Brief: Note how many lines hold the string "color" and give that number without any other words.

- - - - - - -

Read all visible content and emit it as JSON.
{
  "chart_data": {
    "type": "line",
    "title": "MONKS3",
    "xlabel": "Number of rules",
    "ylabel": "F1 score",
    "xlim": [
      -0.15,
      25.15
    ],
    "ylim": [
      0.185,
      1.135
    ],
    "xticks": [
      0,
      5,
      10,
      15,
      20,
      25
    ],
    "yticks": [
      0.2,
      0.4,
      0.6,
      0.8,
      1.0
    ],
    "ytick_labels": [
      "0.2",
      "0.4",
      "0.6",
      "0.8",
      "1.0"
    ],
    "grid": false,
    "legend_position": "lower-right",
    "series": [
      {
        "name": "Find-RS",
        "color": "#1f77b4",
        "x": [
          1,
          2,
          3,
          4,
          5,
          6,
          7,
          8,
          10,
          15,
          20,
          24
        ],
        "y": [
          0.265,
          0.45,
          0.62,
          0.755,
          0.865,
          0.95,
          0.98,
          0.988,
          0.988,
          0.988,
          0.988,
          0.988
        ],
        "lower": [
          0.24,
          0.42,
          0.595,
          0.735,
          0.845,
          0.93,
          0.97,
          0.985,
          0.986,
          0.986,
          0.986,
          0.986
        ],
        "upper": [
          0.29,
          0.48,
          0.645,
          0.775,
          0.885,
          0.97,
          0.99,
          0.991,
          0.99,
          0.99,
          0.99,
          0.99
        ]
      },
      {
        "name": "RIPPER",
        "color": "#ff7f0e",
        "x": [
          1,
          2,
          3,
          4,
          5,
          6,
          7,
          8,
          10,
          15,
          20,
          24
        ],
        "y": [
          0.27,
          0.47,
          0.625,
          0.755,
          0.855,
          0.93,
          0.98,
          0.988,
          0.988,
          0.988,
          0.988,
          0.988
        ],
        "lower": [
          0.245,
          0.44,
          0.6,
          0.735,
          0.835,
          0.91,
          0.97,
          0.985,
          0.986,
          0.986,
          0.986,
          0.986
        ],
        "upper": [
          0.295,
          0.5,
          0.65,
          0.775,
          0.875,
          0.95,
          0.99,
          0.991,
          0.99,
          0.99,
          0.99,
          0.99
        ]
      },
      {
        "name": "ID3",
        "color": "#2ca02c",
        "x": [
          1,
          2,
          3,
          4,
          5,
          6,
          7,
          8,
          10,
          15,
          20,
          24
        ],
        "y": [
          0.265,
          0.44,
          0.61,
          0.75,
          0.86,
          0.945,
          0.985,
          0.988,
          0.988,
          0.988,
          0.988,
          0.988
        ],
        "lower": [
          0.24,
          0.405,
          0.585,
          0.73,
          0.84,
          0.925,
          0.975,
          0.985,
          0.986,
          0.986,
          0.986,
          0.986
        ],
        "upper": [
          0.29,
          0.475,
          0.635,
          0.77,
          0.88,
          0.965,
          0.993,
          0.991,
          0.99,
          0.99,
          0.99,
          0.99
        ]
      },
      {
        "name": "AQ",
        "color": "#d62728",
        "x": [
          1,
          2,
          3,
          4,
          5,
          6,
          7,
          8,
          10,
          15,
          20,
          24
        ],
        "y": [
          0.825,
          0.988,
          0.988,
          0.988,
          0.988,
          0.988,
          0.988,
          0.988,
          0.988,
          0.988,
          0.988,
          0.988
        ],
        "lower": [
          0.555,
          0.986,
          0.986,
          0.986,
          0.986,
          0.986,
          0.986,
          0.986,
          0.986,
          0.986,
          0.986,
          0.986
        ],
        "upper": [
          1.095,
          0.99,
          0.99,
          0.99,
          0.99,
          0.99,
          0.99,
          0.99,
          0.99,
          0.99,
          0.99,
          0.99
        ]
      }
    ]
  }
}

- - - - - - -

Answer to the problem: 4